- _Instrucciones_
A. Responde con datos del texto sobre Yves Bissouma:
(i) ¿Hasta cuándo firmará con el Ajax?
(ii) ¿Cuántos años perteneció al Tottenham Hotspur?
(iii) ¿En qué medio trabaja el periodista Jack Johnson?
B. Pasa al inglés esta frase del texto sobre Yves Bissouma: "El movimiento, potente a nivel deportivo, llega acompañado de un ruido que no se apaga."
C. Sigue escribiendo el texto sobre Yves Bissouma a partir de la última frase.
------ Texto de lectura ------
Yves Bissouma cerca de Ajax: talento y dudas británicas
Yves Bissouma está a horas de convertirse en nuevo jugador de Ajax. El centrocampista maliense, libre tras su etapa en Tottenham Hotspur, ya se encuentra en Ámsterdam para pasar el reconocimiento médico. Si todo va según lo previsto, firmará hasta mediados de 2027, con opción a un año más.
El movimiento, potente a nivel deportivo, llega acompañado de un ruido que no se apaga. En Inglaterra no hablan solo del futbolista. Hablan del expediente.
Talento indiscutible, expediente cargado
Durante cuatro años, Bissouma perteneció a Tottenham Hotspur. La Premier League conoce bien su zancada, su agresividad en la presión, su capacidad para dominar el centro del campo. Nadie cuestiona eso.
Lo que sí cuestionan, y con fuerza, es todo lo que rodea al jugador fuera del césped.
El periodista Jack Johnson, de talkSPORT, fue directo al analizar por qué el club londinense no amplió su contrato: “Que no se le renovara en Spurs no fue una sorpresa. No solo por su lesión de rodilla en la última temporada, sino también por los diversos problemas que tuvo fuera del campo. Tras llegar tarde en varias ocasiones, el entonces entrenador Thomas Frank lo dejó fuera de la convocatoria por ‘falta de disciplina’”.
------ Líneas ------
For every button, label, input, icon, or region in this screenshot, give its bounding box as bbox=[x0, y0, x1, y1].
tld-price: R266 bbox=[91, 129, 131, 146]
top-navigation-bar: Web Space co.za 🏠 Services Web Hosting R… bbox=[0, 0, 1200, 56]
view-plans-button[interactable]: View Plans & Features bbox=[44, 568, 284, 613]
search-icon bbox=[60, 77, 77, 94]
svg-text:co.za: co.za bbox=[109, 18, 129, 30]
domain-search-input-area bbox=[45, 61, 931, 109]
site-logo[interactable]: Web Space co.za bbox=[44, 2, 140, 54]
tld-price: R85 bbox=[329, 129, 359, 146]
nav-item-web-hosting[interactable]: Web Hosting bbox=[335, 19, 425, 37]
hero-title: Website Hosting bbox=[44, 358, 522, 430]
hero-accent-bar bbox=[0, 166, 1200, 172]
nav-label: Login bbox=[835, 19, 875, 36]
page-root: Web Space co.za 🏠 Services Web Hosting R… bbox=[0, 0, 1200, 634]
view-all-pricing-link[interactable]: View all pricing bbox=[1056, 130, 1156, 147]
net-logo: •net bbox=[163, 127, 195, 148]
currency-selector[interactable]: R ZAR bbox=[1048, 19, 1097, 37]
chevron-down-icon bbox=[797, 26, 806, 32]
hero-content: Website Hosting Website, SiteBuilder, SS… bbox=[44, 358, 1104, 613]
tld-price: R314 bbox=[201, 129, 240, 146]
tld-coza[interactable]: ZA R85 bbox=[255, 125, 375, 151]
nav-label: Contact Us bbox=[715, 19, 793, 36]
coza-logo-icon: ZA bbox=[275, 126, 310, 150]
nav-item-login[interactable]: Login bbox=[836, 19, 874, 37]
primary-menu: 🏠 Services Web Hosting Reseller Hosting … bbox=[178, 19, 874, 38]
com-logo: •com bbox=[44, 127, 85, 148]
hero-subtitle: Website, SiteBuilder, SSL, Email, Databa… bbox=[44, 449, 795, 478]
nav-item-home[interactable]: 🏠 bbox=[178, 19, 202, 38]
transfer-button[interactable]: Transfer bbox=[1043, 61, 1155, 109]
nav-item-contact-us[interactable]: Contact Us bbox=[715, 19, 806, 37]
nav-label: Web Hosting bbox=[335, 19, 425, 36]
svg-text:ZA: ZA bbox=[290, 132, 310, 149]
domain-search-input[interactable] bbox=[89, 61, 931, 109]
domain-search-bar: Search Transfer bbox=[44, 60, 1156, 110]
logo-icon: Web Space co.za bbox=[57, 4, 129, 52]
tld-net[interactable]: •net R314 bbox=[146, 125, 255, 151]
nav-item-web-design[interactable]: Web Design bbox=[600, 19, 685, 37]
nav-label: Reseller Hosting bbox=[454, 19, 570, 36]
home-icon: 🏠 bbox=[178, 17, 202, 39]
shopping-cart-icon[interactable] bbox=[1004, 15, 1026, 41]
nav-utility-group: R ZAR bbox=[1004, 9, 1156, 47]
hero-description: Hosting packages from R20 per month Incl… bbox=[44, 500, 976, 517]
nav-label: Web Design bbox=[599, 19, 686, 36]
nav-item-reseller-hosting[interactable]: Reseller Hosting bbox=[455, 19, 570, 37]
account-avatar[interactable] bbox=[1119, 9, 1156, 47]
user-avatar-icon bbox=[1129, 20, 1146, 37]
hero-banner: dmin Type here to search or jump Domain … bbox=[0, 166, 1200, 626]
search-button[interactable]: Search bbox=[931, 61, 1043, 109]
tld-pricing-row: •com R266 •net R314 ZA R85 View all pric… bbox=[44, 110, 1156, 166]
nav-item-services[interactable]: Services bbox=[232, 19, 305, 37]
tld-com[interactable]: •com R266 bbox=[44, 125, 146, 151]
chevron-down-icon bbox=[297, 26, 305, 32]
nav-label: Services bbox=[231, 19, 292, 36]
------
- _Respuestas_
A.
(i) Hasta mediados de 2027, con opción a un año más.
(ii) Cuatro años.
(iii) En talkSPORT.

B. The move, strong from a sporting standpoint, comes with a noise that won't die down.

C.
Desde Inglaterra subrayan que ese episodio no fue aislado. talkSPORT recuerda que el castigo estuvo ligado a un vídeo que el propio Bissouma publicó en redes sociales, en el que aparecía consumiendo óxido nitroso. Después de aquella suspensión, aseguran que fue grabado por segunda vez utilizando un globo de óxido nitroso.
El peso de un robo y la salud mental
The Mirror añade un matiz clave en esta historia. Bissouma explicó más tarde que un robo en su casa marcó un antes y un después en su vida personal. El jugador relató que el asalto tuvo un impacto enorme en su estado mental y desembocó en ansiedad, ataques de pánico, depresión y paranoia. Según su versión, ese fue el contexto en el que entró en contacto con el óxido nitroso.
El relato no ha suavizado del todo la mirada británica. Comprenden el trasfondo, pero no rebajan la alerta.
Advertencia a Ajax: “Habrá que vigilarle de cerca”
En Reino Unido el fichaje se analiza casi como una apuesta de alto riesgo. The Sun lanza un mensaje nítido hacia Ámsterdam: “Ajax tendrá que vigilar a Bissouma más de cerca que sus predecesores, para evitar que se repita esa situación”.
El foco no está en si puede rendir. La duda es si Ajax será capaz de contener todo lo que viene en el paquete: un centrocampista de nivel para competiciones europeas, pero con un historial reciente que obliga al club a extremar el control.
Escepticismo también en Países Bajos
Las reservas no llegan solo desde Inglaterra. En los Países Bajos también se mira el movimiento con recelo.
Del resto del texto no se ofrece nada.